- THE RECORDS -
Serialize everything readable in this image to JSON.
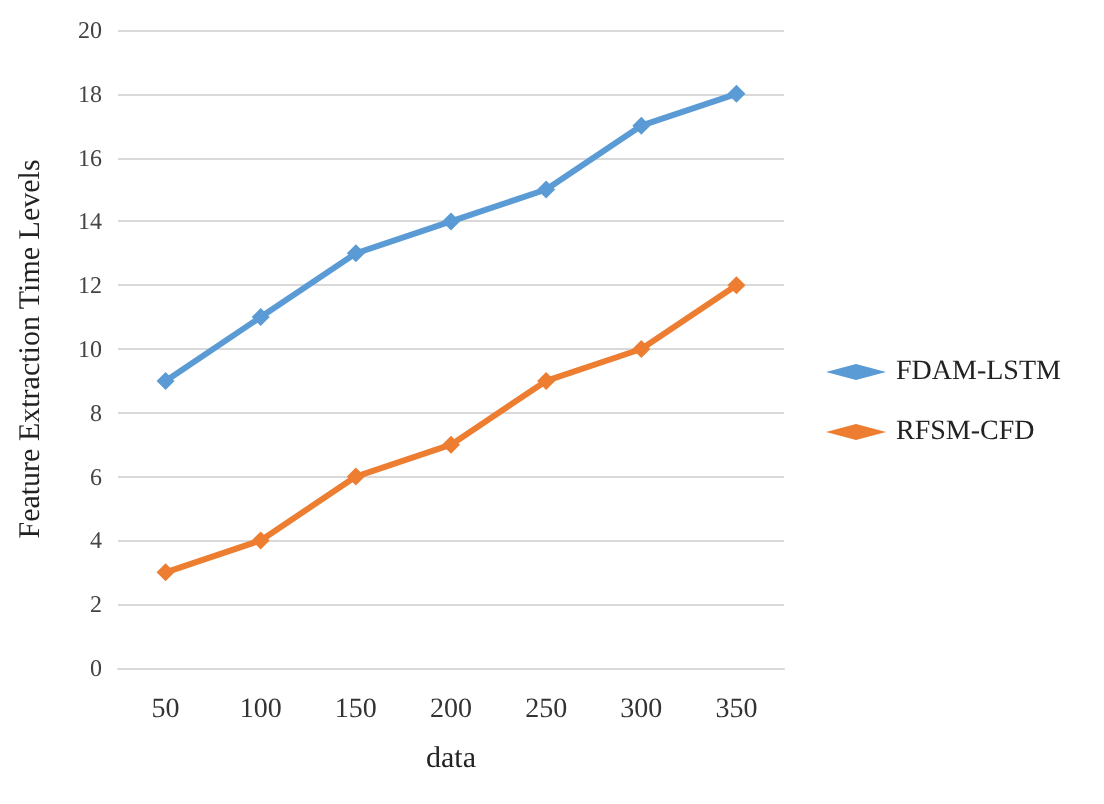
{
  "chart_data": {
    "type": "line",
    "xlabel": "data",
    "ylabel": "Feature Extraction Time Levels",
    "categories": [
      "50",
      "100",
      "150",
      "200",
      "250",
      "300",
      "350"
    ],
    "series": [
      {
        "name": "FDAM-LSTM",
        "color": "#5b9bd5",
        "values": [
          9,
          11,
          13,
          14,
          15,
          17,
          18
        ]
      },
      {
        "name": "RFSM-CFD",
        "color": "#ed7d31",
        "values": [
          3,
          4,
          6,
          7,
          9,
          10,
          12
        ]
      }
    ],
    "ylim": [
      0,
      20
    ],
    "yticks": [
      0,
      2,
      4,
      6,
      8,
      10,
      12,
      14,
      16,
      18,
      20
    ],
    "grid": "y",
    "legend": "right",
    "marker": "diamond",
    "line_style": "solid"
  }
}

- WHAT YOU ARE ASKED TO DO -
Return every line of the records exactly as given, pictures excluded.

- FULL RESPONSE -
Serialize everything readable in this image to JSON.
{
  "chart_data": {
    "type": "line",
    "xlabel": "data",
    "ylabel": "Feature Extraction Time Levels",
    "categories": [
      "50",
      "100",
      "150",
      "200",
      "250",
      "300",
      "350"
    ],
    "series": [
      {
        "name": "FDAM-LSTM",
        "color": "#5b9bd5",
        "values": [
          9,
          11,
          13,
          14,
          15,
          17,
          18
        ]
      },
      {
        "name": "RFSM-CFD",
        "color": "#ed7d31",
        "values": [
          3,
          4,
          6,
          7,
          9,
          10,
          12
        ]
      }
    ],
    "ylim": [
      0,
      20
    ],
    "yticks": [
      0,
      2,
      4,
      6,
      8,
      10,
      12,
      14,
      16,
      18,
      20
    ],
    "grid": "y",
    "legend": "right",
    "marker": "diamond",
    "line_style": "solid"
  }
}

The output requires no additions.